-- BEGIN DATASET RECORDS --
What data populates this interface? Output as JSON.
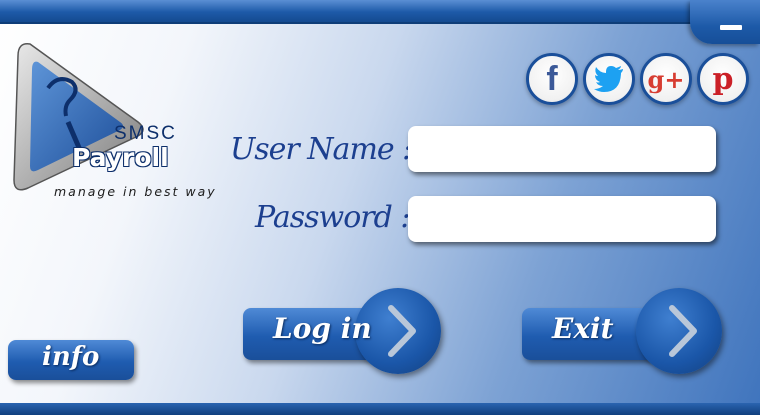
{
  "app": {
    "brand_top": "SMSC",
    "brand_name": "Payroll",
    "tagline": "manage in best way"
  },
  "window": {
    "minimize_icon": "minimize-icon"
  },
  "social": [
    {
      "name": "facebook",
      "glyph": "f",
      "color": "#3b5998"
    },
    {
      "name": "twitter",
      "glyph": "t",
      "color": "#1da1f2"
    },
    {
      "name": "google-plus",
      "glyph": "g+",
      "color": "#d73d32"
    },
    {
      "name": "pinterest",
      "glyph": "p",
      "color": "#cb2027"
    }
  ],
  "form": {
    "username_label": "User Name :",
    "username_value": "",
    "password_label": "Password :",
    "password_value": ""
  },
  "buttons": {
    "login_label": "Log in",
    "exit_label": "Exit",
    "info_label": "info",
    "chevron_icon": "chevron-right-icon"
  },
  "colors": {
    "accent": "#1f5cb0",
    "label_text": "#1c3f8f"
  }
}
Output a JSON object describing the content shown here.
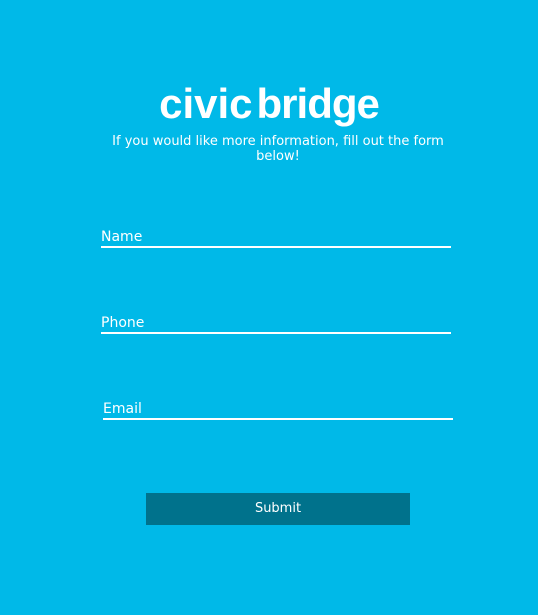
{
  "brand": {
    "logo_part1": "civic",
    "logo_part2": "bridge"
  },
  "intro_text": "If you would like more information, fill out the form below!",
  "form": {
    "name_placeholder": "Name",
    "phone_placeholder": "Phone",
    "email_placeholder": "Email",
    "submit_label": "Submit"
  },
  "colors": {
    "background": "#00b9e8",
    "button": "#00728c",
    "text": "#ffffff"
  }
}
-- END DATASET RECORDS --
-- BEGIN DATASET RECORDS --
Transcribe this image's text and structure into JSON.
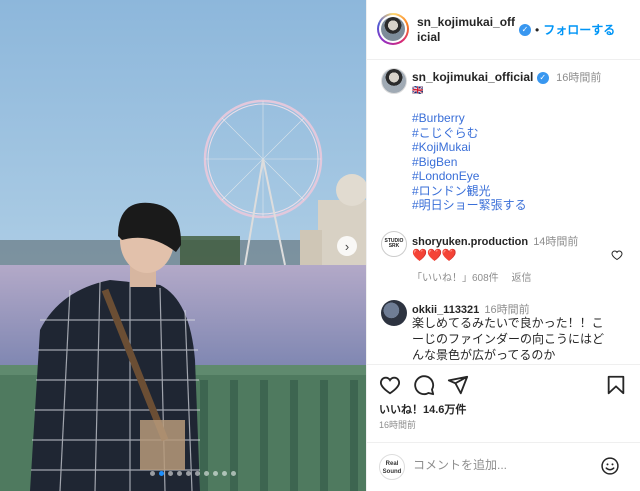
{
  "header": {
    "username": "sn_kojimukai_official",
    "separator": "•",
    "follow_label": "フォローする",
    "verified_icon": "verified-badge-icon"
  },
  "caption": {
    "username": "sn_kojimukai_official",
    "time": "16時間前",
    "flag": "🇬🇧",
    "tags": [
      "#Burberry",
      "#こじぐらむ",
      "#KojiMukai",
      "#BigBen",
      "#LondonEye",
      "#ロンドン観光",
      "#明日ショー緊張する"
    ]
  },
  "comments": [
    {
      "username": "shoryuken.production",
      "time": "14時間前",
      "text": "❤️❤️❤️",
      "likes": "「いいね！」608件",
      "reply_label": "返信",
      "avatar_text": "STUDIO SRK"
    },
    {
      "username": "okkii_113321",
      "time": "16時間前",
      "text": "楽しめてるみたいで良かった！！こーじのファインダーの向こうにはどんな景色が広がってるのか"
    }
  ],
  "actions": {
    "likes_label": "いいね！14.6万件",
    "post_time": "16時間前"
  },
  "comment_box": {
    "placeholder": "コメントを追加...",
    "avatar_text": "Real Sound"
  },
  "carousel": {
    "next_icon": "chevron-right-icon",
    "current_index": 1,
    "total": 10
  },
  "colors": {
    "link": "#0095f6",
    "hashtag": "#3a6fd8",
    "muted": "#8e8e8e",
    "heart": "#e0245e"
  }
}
-- END DATASET RECORDS --
-- BEGIN DATASET RECORDS --
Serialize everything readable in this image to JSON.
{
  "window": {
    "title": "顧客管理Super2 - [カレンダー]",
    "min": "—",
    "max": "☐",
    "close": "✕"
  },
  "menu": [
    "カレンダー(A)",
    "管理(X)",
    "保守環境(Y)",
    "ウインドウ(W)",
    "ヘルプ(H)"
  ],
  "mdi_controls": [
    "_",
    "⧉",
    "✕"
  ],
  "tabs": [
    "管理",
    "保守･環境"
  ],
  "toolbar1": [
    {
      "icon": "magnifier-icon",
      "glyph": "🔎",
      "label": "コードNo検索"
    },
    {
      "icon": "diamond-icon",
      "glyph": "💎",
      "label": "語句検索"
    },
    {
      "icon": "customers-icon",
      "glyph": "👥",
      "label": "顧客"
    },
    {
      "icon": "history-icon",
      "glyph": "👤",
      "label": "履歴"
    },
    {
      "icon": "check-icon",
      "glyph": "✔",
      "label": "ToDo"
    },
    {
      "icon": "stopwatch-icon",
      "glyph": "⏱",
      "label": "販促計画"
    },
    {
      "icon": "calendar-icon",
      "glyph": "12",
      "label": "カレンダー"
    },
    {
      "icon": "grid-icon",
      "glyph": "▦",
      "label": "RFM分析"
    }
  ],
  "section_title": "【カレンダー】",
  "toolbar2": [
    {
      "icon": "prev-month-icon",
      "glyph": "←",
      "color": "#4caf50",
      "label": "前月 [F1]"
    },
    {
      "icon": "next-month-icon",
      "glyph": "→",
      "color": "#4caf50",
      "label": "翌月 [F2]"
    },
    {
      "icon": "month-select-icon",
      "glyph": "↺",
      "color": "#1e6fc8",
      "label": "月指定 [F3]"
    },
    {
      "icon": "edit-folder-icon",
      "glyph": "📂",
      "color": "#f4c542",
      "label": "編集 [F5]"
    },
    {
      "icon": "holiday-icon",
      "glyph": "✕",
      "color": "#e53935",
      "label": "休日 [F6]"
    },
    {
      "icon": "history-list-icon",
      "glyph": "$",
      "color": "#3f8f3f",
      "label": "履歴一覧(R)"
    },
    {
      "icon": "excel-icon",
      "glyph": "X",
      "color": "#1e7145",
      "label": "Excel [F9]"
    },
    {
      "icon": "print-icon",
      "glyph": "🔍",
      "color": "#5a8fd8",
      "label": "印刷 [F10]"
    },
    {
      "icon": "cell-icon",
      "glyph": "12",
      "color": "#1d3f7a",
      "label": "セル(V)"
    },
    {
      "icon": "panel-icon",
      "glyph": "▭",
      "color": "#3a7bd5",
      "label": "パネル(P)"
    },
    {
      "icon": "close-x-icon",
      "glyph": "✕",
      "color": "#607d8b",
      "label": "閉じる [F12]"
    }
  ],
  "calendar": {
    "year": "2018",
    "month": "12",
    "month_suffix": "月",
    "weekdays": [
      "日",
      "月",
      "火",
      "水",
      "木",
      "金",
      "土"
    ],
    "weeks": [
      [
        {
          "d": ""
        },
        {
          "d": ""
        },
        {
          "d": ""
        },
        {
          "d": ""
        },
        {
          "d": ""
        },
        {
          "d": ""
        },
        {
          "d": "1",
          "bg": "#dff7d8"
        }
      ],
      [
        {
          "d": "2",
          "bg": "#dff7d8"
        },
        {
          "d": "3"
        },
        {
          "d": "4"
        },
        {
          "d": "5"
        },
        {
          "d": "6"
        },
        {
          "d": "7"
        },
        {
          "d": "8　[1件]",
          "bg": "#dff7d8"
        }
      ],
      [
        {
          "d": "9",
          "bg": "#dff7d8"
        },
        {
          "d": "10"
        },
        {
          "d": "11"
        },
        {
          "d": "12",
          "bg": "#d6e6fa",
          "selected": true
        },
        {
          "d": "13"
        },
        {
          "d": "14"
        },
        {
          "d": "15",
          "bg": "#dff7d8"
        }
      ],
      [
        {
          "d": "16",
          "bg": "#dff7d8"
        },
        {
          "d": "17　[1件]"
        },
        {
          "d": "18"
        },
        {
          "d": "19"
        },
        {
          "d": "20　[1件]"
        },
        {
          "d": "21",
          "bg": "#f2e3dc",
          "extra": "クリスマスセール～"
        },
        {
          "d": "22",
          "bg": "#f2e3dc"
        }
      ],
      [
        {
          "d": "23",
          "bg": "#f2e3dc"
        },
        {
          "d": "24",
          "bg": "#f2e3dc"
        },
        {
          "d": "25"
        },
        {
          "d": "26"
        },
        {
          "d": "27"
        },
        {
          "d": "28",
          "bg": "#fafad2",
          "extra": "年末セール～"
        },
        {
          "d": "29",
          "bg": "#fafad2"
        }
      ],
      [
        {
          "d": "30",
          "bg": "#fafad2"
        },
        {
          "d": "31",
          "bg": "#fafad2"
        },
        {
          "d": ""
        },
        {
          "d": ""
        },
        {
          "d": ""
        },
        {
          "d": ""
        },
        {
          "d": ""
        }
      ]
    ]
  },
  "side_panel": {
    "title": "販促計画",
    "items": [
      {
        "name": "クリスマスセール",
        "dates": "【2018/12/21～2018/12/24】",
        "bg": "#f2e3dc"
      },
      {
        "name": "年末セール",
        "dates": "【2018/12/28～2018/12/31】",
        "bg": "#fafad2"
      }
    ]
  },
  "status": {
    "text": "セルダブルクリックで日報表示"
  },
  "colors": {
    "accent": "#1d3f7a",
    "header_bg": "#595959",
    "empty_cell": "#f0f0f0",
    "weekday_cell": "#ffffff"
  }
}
-- END DATASET RECORDS --
> _WRITTEN REQUEST_:
Gather each line of the listing that holds the string "JSON".

> _CORRECT RESULT_:
What data populates this interface? Output as JSON.
Output a JSON object describing the content shown here.
Transcribe this image's text and structure into JSON.
Serialize everything readable in this image to JSON.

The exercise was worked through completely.